:: EXERCISE INSTRUCTIONS ::
Look through the material below for "title". Copy every line that contains it.

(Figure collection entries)

=====

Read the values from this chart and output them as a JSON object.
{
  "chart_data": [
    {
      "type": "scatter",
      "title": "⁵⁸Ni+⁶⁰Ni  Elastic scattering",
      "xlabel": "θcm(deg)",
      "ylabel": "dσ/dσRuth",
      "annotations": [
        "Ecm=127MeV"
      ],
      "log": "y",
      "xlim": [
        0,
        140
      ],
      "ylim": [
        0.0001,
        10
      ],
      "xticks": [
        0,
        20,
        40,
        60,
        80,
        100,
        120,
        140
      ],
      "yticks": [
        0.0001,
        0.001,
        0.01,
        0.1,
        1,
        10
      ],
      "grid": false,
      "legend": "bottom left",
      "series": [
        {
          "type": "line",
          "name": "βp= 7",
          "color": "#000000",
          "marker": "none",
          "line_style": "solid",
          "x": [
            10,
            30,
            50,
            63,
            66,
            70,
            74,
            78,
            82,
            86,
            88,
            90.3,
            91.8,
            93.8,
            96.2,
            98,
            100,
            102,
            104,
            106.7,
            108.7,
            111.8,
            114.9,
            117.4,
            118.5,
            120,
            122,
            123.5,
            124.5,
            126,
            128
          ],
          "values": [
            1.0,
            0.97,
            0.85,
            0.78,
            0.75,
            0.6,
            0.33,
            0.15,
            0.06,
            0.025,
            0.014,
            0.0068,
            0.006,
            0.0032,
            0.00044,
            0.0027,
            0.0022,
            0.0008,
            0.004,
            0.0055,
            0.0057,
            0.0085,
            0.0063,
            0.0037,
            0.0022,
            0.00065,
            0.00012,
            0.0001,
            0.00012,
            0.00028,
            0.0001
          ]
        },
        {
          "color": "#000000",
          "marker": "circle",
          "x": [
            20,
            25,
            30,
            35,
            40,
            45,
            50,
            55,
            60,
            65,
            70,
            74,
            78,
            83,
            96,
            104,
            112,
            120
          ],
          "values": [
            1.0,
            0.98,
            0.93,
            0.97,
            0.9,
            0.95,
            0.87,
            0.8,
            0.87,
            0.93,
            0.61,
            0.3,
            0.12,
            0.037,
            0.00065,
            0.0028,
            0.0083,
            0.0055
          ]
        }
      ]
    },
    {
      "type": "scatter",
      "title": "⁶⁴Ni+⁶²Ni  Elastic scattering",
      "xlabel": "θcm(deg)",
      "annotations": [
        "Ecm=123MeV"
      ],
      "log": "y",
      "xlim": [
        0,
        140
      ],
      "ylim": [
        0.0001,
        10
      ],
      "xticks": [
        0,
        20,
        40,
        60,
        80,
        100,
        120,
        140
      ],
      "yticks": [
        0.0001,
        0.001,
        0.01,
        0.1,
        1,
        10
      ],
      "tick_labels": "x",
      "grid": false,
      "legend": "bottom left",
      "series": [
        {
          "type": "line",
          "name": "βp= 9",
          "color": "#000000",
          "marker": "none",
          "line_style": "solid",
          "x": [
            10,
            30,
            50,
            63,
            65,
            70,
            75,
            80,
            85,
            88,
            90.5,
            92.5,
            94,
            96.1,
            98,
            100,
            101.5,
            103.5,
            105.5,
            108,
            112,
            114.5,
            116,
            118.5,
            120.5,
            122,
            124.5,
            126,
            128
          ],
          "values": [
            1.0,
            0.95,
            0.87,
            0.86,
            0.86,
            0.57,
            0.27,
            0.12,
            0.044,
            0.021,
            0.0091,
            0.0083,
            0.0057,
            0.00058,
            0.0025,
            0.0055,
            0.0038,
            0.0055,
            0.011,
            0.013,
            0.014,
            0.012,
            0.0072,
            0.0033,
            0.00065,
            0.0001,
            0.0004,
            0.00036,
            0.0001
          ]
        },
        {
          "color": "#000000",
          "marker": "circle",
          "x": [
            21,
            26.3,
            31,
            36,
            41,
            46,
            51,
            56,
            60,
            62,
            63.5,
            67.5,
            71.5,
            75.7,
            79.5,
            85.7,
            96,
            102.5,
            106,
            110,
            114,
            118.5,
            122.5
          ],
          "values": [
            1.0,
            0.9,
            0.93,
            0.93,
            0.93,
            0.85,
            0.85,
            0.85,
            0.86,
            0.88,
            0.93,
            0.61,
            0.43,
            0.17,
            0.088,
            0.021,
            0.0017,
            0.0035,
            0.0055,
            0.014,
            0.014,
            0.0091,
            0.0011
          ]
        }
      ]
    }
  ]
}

=====

:: RESULT FOR THIS TASK ::
      "title": "⁵⁸Ni+⁶⁰Ni  Elastic scattering",
      "title": "⁶⁴Ni+⁶²Ni  Elastic scattering",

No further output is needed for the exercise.